(SUPPLIED ENTRIES):
○ ○ ○

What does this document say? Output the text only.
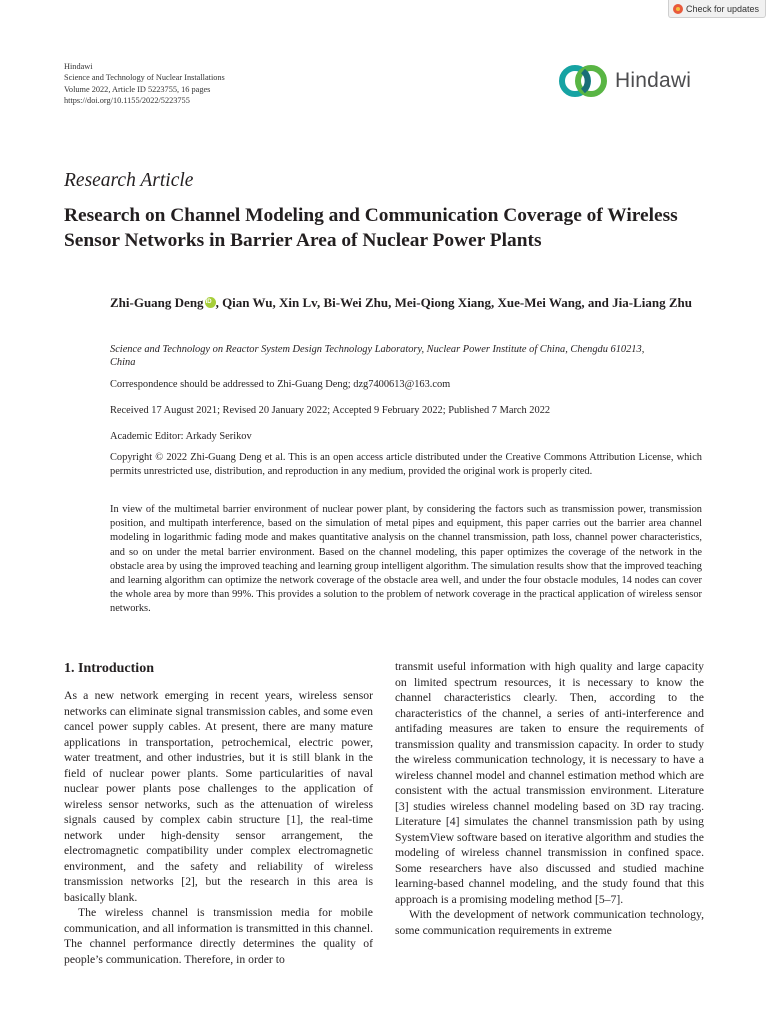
Check for updates
Hindawi
Science and Technology of Nuclear Installations
Volume 2022, Article ID 5223755, 16 pages
https://doi.org/10.1155/2022/5223755
Hindawi
Research Article
Research on Channel Modeling and Communication Coverage of Wireless Sensor Networks in Barrier Area of Nuclear Power Plants
Zhi-Guang DengiD , Qian Wu, Xin Lv, Bi-Wei Zhu, Mei-Qiong Xiang, Xue-Mei Wang, and Jia-Liang Zhu
Science and Technology on Reactor System Design Technology Laboratory, Nuclear Power Institute of China, Chengdu 610213, China
Correspondence should be addressed to Zhi-Guang Deng; dzg7400613@163.com
Received 17 August 2021; Revised 20 January 2022; Accepted 9 February 2022; Published 7 March 2022
Academic Editor: Arkady Serikov
Copyright © 2022 Zhi-Guang Deng et al. This is an open access article distributed under the Creative Commons Attribution License, which permits unrestricted use, distribution, and reproduction in any medium, provided the original work is properly cited.
In view of the multimetal barrier environment of nuclear power plant, by considering the factors such as transmission power, transmission position, and multipath interference, based on the simulation of metal pipes and equipment, this paper carries out the barrier area channel modeling in logarithmic fading mode and makes quantitative analysis on the channel transmission, path loss, channel power characteristics, and so on under the metal barrier environment. Based on the channel modeling, this paper optimizes the coverage of the network in the obstacle area by using the improved teaching and learning group intelligent algorithm. The simulation results show that the improved teaching and learning algorithm can optimize the network coverage of the obstacle area well, and under the four obstacle modules, 14 nodes can cover the whole area by more than 99%. This provides a solution to the problem of network coverage in the practical application of wireless sensor networks.
1. Introduction

As a new network emerging in recent years, wireless sensor networks can eliminate signal transmission cables, and some even cancel power supply cables. At present, there are many mature applications in transportation, petrochemical, electric power, water treatment, and other industries, but it is still blank in the field of nuclear power plants. Some particularities of naval nuclear power plants pose challenges to the application of wireless sensor networks, such as the attenuation of wireless signals caused by complex cabin structure [1], the real-time network under high-density sensor arrangement, the electromagnetic compatibility under complex electromagnetic environment, and the safety and reliability of wireless transmission networks [2], but the research in this area is basically blank.

The wireless channel is transmission media for mobile communication, and all information is transmitted in this channel. The channel performance directly determines the quality of people’s communication. Therefore, in order to

transmit useful information with high quality and large capacity on limited spectrum resources, it is necessary to know the channel characteristics clearly. Then, according to the characteristics of the channel, a series of anti-interference and antifading measures are taken to ensure the requirements of transmission quality and transmission capacity. In order to study the wireless communication technology, it is necessary to have a wireless channel model and channel estimation method which are consistent with the actual transmission environment. Literature [3] studies wireless channel modeling based on 3D ray tracing. Literature [4] simulates the channel transmission path by using SystemView software based on iterative algorithm and studies the modeling of wireless channel transmission in confined space. Some researchers have also discussed and studied machine learning-based channel modeling, and the study found that this approach is a promising modeling method [5–7].

With the development of network communication technology, some communication requirements in extreme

○ ○ ○

(EXERCISE OBJECTIVE): Your task is to list each line of the records with the word "Guang".

(FINAL RESULT):
Zhi-Guang DengiD , Qian Wu, Xin Lv, Bi-Wei Zhu, Mei-Qiong Xiang, Xue-Mei Wang, and Jia-Liang Zhu
Correspondence should be addressed to Zhi-Guang Deng; dzg7400613@163.com
Copyright © 2022 Zhi-Guang Deng et al. This is an open access article distributed under the Creative Commons Attribution License, which permits unrestricted use, distribution, and reproduction in any medium, provided the original work is properly cited.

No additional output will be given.